The dichotomies universal/particular, culture/nature, mind/body, reason/emotion all too frequently mirror those of male/female, with the first of each pair a desirable feature and the second a disorder or pathology. A reordering of political language, and through it of social practices, is the aim of that feminism. Thus what seems a thin ideology from the perspective of conventional ideological analysis may be interpreted as an attempt by feminists to cut the cake differently. On their account, thick ideologies should contain, at least in part, a different set of concepts, including care, nurturing, empathy, and altruism. The ideological struggle over the control of language is not just that of competing over the meanings of prevalent political concepts such as liberty and justice, but one that endeavours to endow concepts customarily held to be apolitical with political import. Throw away much of the existing masculinist map, proclaim radical feminists, and re-explore the territory.

Are ideologies ‘Western’?

The fracturing and reordering of ideologies has shaken up the ideological scene in another sense. The ideologies under challenge have typically presented themselves as universal. But once that universality is questioned, once universal ideologies are recognized as emanating from a particular cultural area, space suddenly opens up for non-Western ideologies to appear and be noticed. In part this is the triumph of multiculturalism, in part the outcome of a political flexing of muscles of non-Western viewpoints, hitherto made to feel inferior to the ‘modern’ implications of the West, or deemed to be at a supposedly earlier stage of political and intellectual development. Many Eastern ideologies are curious amalgams of Western theories and of indigenous cultural paradigms. Japanese politics assigns the term liberal to a broadly conservative movement, and mixes traditionalist norms with hi-tech lifestyles. Technology introduces Western notions of markets, while regional cultures constrain against the Western-type individualism that would normally accompany them.

** Set exercise **
In the passage on ideologies, what kind of movement does Japanese politics call liberal?

[Entries excerpted from a collection]
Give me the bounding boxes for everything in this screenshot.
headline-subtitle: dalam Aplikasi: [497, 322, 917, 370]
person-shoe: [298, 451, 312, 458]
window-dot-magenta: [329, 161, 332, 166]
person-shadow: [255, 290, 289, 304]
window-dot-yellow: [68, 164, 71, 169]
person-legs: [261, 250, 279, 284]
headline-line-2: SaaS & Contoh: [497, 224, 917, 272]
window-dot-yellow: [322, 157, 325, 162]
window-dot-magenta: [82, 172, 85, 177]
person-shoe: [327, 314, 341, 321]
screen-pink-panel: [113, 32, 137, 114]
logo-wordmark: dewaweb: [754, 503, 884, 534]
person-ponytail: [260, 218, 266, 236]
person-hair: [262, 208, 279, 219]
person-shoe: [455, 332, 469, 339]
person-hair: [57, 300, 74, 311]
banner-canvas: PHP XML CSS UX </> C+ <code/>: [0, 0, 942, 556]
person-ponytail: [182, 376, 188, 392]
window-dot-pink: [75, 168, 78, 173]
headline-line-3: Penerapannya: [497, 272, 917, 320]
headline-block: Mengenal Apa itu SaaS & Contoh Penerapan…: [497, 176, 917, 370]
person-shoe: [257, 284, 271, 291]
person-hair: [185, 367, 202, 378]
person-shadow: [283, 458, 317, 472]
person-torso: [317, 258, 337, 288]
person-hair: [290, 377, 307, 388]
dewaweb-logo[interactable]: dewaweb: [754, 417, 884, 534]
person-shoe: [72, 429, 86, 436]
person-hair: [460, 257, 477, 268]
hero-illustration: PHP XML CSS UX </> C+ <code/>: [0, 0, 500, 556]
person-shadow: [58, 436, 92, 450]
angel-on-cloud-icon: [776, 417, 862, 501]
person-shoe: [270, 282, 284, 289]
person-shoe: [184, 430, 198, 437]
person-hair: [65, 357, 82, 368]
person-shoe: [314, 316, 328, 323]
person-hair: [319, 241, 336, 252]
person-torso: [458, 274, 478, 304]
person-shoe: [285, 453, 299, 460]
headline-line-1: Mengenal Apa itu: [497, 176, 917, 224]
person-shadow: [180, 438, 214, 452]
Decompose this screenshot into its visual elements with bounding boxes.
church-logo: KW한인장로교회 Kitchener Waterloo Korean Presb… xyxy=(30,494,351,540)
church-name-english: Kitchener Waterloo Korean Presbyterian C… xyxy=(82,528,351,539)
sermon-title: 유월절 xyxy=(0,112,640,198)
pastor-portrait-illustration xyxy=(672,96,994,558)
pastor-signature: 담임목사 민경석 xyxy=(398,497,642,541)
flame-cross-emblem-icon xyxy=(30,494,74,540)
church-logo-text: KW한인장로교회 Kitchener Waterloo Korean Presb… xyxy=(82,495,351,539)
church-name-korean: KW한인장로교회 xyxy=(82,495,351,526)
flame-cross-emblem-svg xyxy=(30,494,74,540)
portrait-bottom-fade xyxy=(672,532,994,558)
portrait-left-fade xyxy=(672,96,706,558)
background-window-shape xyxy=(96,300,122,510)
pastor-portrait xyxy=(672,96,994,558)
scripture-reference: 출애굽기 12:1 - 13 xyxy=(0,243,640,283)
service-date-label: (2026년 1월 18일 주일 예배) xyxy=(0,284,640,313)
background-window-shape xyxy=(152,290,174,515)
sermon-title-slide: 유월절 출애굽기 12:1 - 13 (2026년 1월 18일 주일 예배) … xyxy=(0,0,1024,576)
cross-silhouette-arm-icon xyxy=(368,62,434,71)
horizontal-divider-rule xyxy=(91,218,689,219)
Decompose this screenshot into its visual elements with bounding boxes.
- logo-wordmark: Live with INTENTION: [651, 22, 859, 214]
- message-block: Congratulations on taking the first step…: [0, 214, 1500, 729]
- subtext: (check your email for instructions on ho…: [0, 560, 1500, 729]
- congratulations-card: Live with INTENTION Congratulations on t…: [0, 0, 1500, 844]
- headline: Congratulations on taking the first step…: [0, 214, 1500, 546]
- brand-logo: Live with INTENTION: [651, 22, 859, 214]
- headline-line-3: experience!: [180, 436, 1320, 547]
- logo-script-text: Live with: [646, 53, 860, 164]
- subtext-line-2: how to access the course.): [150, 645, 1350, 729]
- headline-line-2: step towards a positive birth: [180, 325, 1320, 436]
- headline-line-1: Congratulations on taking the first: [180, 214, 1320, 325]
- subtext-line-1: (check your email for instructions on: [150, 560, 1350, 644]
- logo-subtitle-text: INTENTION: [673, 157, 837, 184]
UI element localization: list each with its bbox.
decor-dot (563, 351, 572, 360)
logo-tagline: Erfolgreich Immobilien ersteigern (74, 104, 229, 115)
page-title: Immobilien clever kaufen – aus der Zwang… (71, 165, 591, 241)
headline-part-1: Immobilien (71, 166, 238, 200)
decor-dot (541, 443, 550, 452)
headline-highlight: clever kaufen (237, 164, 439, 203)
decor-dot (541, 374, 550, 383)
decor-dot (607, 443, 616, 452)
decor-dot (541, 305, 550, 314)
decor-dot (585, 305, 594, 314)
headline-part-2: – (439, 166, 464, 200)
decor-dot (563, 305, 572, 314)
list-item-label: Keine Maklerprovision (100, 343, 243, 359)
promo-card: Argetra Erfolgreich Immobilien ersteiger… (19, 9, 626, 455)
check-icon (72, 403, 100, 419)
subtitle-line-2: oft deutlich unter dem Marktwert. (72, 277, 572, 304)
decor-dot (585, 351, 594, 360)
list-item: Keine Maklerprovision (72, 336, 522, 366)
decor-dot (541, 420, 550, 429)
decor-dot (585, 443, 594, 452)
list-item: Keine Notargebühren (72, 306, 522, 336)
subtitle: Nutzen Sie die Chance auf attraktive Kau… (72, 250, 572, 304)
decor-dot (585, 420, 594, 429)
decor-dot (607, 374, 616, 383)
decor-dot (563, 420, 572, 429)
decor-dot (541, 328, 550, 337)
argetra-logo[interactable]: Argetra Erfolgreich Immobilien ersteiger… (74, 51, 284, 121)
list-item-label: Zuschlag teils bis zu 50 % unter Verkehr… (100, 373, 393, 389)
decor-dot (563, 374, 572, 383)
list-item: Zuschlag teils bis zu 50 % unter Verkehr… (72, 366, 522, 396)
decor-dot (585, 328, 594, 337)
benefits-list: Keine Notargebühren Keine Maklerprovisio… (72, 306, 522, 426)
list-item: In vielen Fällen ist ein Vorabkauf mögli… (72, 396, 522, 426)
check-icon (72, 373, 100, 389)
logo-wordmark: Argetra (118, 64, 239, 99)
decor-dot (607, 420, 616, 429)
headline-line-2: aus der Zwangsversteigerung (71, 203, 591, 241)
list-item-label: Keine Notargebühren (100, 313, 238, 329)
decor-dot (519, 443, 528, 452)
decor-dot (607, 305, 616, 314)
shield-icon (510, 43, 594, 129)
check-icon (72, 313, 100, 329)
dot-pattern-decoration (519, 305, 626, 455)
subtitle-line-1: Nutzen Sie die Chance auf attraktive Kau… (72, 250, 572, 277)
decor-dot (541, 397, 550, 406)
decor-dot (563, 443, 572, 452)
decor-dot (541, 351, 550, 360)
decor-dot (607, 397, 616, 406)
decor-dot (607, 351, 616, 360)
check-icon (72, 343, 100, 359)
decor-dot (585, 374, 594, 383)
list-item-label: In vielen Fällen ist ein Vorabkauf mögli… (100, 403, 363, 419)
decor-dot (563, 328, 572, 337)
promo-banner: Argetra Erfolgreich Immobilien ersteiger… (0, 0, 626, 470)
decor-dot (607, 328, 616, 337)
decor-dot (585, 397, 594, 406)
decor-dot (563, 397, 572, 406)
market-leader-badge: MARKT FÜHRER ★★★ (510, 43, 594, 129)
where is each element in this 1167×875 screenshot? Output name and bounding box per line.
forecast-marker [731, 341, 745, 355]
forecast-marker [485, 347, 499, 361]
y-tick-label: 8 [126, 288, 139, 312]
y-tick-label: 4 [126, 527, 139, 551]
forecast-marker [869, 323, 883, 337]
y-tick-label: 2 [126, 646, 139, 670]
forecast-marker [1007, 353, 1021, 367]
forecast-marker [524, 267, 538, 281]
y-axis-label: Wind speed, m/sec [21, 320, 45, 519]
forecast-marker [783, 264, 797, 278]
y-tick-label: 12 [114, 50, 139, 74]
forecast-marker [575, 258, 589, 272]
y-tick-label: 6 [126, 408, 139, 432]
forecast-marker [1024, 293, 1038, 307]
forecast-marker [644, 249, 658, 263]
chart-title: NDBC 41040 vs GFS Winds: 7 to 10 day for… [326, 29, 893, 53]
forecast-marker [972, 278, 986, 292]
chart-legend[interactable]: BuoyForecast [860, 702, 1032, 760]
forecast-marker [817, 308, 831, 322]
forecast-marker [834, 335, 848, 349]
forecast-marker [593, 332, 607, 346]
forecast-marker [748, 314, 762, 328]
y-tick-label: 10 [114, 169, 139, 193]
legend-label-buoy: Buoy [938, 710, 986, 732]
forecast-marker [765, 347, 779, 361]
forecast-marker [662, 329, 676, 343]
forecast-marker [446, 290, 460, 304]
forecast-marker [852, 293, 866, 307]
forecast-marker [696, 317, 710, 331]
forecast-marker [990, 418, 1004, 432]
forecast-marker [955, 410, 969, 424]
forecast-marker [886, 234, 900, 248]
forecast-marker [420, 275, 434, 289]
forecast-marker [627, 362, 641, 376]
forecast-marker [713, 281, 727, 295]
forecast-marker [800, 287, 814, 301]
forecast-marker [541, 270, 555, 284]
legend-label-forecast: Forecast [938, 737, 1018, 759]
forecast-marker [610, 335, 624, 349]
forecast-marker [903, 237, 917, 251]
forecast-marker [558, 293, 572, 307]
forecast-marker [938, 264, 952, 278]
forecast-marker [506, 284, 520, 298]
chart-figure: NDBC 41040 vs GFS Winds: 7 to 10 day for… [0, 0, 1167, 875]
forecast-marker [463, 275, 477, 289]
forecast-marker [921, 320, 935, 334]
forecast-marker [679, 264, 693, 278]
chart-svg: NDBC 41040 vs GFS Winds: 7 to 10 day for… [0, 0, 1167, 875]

** Exercise output **
A broadly conservative movement.